Collected data
----------------
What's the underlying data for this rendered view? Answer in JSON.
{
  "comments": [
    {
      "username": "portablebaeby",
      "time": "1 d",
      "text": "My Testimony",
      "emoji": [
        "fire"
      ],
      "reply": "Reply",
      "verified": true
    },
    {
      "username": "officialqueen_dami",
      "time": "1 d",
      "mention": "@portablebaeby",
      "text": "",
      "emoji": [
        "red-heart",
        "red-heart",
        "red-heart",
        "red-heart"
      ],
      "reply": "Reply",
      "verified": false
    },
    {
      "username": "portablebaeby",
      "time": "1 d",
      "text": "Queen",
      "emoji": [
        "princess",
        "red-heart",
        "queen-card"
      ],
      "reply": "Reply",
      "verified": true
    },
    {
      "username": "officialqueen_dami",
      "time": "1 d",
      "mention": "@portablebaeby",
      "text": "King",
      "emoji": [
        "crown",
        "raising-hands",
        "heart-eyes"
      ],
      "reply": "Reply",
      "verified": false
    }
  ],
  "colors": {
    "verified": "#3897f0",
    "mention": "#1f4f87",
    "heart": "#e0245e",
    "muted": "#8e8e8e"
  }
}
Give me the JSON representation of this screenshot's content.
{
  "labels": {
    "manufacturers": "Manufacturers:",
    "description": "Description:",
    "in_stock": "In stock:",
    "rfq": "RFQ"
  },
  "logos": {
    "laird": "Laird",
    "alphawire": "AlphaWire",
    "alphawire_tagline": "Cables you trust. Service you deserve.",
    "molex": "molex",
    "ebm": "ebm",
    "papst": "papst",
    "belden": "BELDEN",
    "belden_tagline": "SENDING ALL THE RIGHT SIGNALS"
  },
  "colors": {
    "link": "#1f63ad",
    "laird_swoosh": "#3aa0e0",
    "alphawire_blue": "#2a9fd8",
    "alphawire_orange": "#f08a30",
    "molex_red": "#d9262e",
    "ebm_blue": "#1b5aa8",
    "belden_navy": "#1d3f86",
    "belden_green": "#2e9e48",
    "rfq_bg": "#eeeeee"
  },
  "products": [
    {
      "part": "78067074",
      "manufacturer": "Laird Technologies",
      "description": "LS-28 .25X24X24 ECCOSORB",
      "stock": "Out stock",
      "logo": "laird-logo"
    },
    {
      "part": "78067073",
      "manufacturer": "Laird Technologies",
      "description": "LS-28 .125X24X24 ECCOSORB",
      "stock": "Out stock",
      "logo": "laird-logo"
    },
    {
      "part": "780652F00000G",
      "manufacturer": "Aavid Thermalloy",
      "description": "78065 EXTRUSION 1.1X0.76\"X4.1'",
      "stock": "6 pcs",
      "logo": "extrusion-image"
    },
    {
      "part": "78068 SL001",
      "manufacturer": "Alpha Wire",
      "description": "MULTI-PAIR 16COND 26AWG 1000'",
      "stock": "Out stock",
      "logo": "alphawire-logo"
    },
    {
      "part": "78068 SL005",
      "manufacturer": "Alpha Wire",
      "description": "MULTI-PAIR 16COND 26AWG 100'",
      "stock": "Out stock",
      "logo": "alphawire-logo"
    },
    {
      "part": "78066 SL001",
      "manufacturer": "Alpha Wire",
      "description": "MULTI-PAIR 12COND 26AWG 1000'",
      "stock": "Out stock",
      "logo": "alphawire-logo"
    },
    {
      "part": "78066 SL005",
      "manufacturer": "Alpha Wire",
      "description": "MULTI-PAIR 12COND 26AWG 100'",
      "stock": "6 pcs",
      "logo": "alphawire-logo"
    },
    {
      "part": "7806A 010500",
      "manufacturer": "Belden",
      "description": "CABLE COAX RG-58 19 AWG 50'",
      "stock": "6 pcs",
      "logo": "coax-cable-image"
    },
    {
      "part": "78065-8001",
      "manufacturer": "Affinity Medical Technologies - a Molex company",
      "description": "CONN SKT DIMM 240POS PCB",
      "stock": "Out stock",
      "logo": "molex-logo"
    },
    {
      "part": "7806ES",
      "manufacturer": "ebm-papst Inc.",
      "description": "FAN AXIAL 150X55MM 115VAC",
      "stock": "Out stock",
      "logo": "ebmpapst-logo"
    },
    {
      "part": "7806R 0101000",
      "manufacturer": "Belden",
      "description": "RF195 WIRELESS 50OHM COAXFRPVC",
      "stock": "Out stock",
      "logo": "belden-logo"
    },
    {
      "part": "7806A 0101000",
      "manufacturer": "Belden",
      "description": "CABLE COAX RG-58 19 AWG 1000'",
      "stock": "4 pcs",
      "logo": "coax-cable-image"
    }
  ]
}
----------------
■ TASK DETAILS
Copy all of the data. Keep every word exactly as it is.

■ RESULT
What's the underlying data for this rendered view? Answer in JSON.
{
  "comments": [
    {
      "username": "portablebaeby",
      "time": "1 d",
      "text": "My Testimony",
      "emoji": [
        "fire"
      ],
      "reply": "Reply",
      "verified": true
    },
    {
      "username": "officialqueen_dami",
      "time": "1 d",
      "mention": "@portablebaeby",
      "text": "",
      "emoji": [
        "red-heart",
        "red-heart",
        "red-heart",
        "red-heart"
      ],
      "reply": "Reply",
      "verified": false
    },
    {
      "username": "portablebaeby",
      "time": "1 d",
      "text": "Queen",
      "emoji": [
        "princess",
        "red-heart",
        "queen-card"
      ],
      "reply": "Reply",
      "verified": true
    },
    {
      "username": "officialqueen_dami",
      "time": "1 d",
      "mention": "@portablebaeby",
      "text": "King",
      "emoji": [
        "crown",
        "raising-hands",
        "heart-eyes"
      ],
      "reply": "Reply",
      "verified": false
    }
  ],
  "colors": {
    "verified": "#3897f0",
    "mention": "#1f4f87",
    "heart": "#e0245e",
    "muted": "#8e8e8e"
  }
}
Give me the JSON representation of this screenshot's content.
{
  "labels": {
    "manufacturers": "Manufacturers:",
    "description": "Description:",
    "in_stock": "In stock:",
    "rfq": "RFQ"
  },
  "logos": {
    "laird": "Laird",
    "alphawire": "AlphaWire",
    "alphawire_tagline": "Cables you trust. Service you deserve.",
    "molex": "molex",
    "ebm": "ebm",
    "papst": "papst",
    "belden": "BELDEN",
    "belden_tagline": "SENDING ALL THE RIGHT SIGNALS"
  },
  "colors": {
    "link": "#1f63ad",
    "laird_swoosh": "#3aa0e0",
    "alphawire_blue": "#2a9fd8",
    "alphawire_orange": "#f08a30",
    "molex_red": "#d9262e",
    "ebm_blue": "#1b5aa8",
    "belden_navy": "#1d3f86",
    "belden_green": "#2e9e48",
    "rfq_bg": "#eeeeee"
  },
  "products": [
    {
      "part": "78067074",
      "manufacturer": "Laird Technologies",
      "description": "LS-28 .25X24X24 ECCOSORB",
      "stock": "Out stock",
      "logo": "laird-logo"
    },
    {
      "part": "78067073",
      "manufacturer": "Laird Technologies",
      "description": "LS-28 .125X24X24 ECCOSORB",
      "stock": "Out stock",
      "logo": "laird-logo"
    },
    {
      "part": "780652F00000G",
      "manufacturer": "Aavid Thermalloy",
      "description": "78065 EXTRUSION 1.1X0.76\"X4.1'",
      "stock": "6 pcs",
      "logo": "extrusion-image"
    },
    {
      "part": "78068 SL001",
      "manufacturer": "Alpha Wire",
      "description": "MULTI-PAIR 16COND 26AWG 1000'",
      "stock": "Out stock",
      "logo": "alphawire-logo"
    },
    {
      "part": "78068 SL005",
      "manufacturer": "Alpha Wire",
      "description": "MULTI-PAIR 16COND 26AWG 100'",
      "stock": "Out stock",
      "logo": "alphawire-logo"
    },
    {
      "part": "78066 SL001",
      "manufacturer": "Alpha Wire",
      "description": "MULTI-PAIR 12COND 26AWG 1000'",
      "stock": "Out stock",
      "logo": "alphawire-logo"
    },
    {
      "part": "78066 SL005",
      "manufacturer": "Alpha Wire",
      "description": "MULTI-PAIR 12COND 26AWG 100'",
      "stock": "6 pcs",
      "logo": "alphawire-logo"
    },
    {
      "part": "7806A 010500",
      "manufacturer": "Belden",
      "description": "CABLE COAX RG-58 19 AWG 50'",
      "stock": "6 pcs",
      "logo": "coax-cable-image"
    },
    {
      "part": "78065-8001",
      "manufacturer": "Affinity Medical Technologies - a Molex company",
      "description": "CONN SKT DIMM 240POS PCB",
      "stock": "Out stock",
      "logo": "molex-logo"
    },
    {
      "part": "7806ES",
      "manufacturer": "ebm-papst Inc.",
      "description": "FAN AXIAL 150X55MM 115VAC",
      "stock": "Out stock",
      "logo": "ebmpapst-logo"
    },
    {
      "part": "7806R 0101000",
      "manufacturer": "Belden",
      "description": "RF195 WIRELESS 50OHM COAXFRPVC",
      "stock": "Out stock",
      "logo": "belden-logo"
    },
    {
      "part": "7806A 0101000",
      "manufacturer": "Belden",
      "description": "CABLE COAX RG-58 19 AWG 1000'",
      "stock": "4 pcs",
      "logo": "coax-cable-image"
    }
  ]
}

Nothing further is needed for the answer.